_ITEMS_

---

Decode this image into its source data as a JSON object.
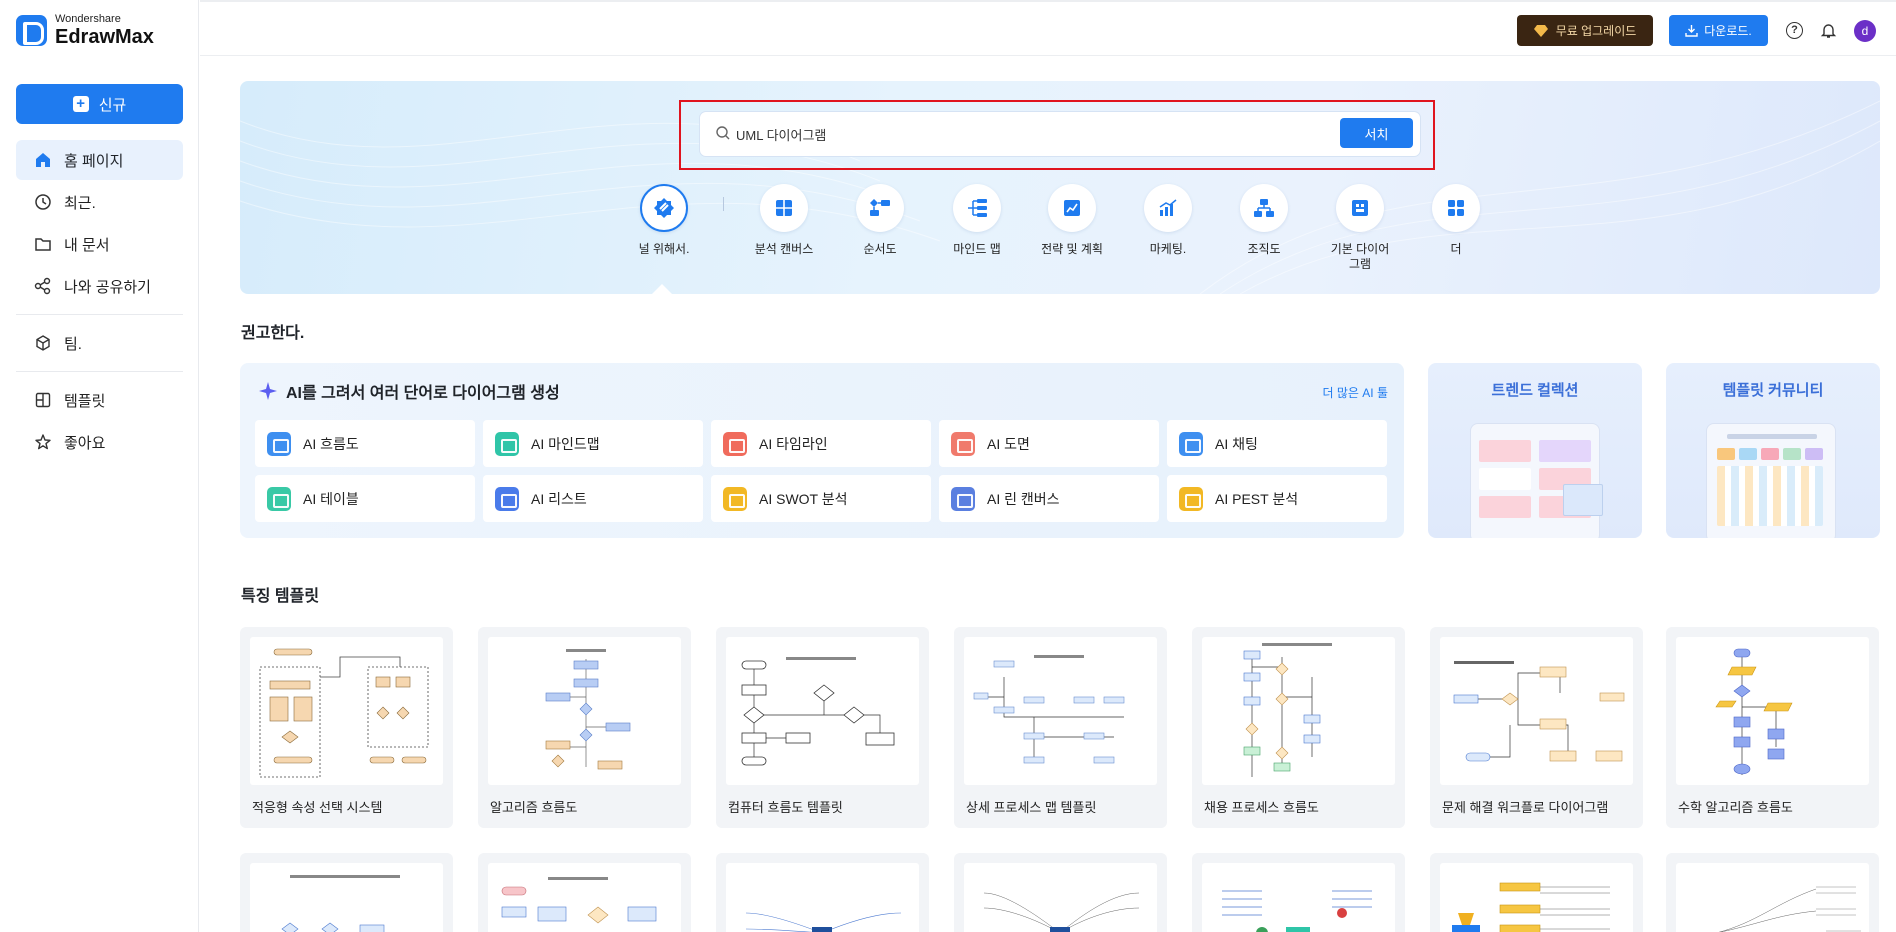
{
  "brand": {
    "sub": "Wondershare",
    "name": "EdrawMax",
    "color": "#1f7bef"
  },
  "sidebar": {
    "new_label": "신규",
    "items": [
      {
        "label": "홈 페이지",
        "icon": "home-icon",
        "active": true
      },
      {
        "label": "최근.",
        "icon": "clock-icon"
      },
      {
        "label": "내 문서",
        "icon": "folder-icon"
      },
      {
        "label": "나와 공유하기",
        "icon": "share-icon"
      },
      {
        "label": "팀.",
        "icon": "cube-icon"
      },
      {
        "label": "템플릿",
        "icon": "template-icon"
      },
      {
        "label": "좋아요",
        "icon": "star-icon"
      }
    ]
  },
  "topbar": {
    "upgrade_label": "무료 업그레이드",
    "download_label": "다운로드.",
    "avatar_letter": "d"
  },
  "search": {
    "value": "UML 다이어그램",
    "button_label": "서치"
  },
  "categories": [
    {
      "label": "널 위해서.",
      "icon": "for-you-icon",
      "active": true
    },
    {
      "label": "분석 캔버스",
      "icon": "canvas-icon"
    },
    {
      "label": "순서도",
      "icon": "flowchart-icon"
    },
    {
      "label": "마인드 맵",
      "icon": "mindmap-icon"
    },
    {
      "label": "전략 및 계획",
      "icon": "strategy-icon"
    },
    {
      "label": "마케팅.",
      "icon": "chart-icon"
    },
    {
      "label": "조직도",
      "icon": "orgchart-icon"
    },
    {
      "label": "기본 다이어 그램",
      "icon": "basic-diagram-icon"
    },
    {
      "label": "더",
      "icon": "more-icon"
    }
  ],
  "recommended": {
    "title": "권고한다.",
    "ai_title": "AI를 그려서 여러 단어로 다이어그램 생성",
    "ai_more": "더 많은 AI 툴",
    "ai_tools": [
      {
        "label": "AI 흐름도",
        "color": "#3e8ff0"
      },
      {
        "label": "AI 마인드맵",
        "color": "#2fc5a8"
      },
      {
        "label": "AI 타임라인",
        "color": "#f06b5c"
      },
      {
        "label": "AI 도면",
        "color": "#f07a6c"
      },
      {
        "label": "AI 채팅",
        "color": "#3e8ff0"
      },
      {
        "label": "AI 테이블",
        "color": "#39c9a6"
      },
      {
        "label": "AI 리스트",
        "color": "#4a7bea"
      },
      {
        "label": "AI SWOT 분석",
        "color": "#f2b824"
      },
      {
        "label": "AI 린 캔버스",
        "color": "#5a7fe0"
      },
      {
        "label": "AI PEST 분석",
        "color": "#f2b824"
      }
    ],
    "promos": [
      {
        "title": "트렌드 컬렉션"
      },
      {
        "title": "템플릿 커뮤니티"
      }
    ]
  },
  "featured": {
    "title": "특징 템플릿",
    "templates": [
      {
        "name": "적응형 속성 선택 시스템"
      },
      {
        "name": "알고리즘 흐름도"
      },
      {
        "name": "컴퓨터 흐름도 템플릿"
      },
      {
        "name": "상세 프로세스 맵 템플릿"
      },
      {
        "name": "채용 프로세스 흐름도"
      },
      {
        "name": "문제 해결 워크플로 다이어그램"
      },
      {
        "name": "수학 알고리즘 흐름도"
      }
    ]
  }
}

---

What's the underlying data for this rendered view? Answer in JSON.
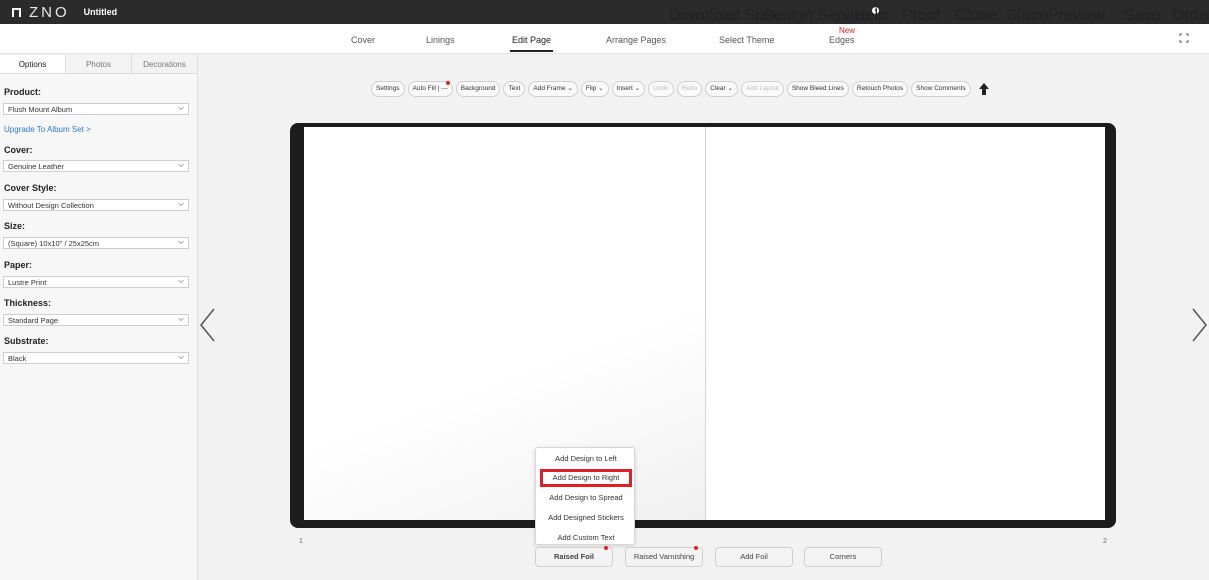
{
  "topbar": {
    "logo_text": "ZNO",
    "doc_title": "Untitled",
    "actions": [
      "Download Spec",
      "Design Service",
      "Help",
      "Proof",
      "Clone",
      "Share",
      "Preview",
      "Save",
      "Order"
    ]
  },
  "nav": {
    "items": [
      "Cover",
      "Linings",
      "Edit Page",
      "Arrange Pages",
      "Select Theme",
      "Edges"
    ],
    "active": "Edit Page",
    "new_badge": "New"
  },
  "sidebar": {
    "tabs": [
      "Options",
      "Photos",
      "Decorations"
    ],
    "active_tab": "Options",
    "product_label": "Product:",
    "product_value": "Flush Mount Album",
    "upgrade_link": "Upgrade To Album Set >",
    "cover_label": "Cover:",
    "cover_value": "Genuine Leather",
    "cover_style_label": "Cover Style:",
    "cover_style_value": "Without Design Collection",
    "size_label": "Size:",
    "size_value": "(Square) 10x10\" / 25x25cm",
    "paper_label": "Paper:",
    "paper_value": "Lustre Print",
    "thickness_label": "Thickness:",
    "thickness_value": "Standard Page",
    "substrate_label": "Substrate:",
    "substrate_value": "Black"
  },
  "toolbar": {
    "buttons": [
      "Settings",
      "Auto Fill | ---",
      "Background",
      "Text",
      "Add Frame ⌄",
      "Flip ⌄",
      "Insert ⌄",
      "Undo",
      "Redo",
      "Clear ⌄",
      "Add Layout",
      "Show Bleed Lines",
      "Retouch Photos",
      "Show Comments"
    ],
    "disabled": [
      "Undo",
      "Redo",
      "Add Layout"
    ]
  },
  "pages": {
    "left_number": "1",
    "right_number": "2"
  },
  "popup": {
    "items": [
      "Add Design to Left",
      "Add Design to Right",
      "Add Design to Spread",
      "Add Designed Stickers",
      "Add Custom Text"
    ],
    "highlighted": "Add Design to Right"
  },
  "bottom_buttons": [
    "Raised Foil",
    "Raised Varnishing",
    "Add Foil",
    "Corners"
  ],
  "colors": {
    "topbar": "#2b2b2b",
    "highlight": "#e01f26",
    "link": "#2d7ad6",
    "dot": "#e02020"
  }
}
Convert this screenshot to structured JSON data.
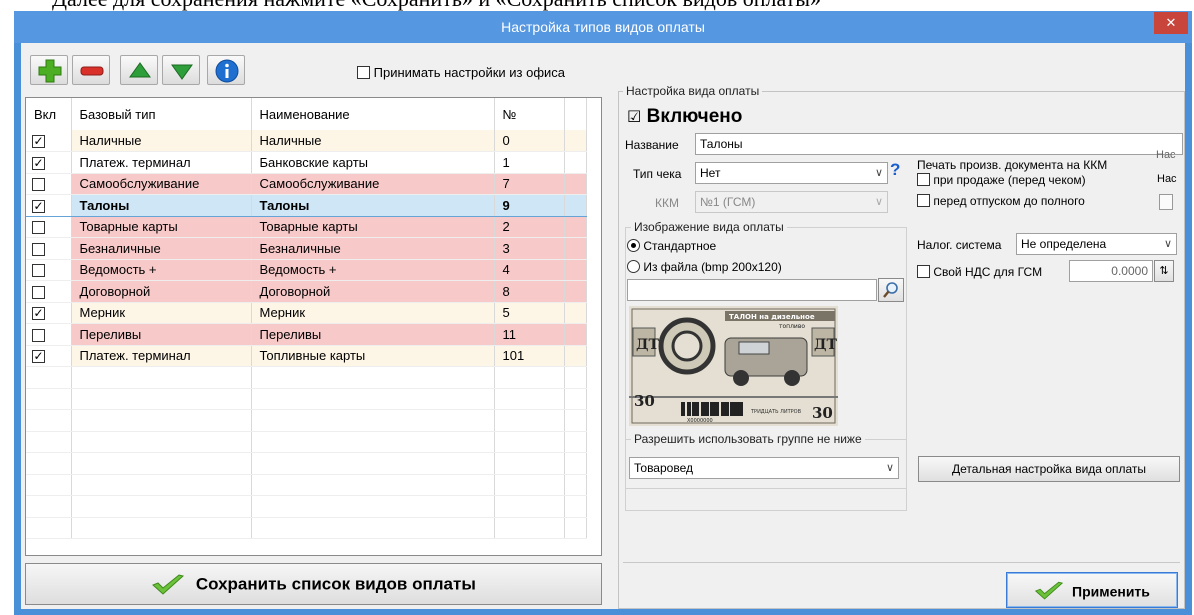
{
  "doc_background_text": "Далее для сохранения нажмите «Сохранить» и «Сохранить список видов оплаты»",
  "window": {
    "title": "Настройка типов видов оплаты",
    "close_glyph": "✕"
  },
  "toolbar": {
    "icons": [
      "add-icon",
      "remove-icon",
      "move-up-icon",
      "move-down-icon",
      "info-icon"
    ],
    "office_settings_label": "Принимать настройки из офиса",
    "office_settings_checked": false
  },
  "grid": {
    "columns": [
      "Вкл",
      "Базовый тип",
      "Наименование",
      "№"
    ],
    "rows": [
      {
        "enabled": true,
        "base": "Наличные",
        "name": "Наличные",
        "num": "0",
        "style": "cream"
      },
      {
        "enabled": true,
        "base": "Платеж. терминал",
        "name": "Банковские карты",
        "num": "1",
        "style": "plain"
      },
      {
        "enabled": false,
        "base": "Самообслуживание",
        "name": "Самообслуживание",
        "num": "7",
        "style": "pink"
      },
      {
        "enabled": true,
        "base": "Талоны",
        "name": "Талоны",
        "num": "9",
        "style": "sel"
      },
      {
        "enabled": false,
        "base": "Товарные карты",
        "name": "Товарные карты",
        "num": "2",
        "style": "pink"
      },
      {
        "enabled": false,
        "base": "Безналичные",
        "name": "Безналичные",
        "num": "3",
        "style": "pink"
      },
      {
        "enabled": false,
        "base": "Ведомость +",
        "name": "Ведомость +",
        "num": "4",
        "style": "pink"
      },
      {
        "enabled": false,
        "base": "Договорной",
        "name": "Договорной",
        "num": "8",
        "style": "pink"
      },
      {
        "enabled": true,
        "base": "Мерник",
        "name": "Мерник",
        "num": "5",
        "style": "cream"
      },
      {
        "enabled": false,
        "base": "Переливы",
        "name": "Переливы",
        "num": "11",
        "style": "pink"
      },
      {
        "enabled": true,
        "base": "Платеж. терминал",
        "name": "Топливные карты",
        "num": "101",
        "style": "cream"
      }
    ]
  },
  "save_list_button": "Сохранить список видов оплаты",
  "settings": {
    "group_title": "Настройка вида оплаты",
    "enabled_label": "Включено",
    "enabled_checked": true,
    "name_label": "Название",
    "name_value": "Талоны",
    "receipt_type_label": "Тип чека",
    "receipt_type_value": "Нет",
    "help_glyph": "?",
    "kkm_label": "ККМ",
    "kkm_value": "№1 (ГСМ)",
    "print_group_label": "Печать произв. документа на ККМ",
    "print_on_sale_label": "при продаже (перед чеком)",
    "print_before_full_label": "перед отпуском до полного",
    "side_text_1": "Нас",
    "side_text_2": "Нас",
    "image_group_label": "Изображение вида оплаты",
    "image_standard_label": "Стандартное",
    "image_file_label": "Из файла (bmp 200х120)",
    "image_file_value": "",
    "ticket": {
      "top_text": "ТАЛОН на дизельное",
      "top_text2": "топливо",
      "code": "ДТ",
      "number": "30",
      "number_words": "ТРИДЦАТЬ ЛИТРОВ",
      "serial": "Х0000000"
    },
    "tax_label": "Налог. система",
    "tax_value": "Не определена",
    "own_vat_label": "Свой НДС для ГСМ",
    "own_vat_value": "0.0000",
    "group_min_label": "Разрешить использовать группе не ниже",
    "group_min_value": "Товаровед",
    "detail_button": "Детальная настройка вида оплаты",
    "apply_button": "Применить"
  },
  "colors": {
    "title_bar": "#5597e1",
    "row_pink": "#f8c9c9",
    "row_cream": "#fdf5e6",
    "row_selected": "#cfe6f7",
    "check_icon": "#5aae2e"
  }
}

---

State the number of lines in this listing that contain the string "base", and add nothing else.

11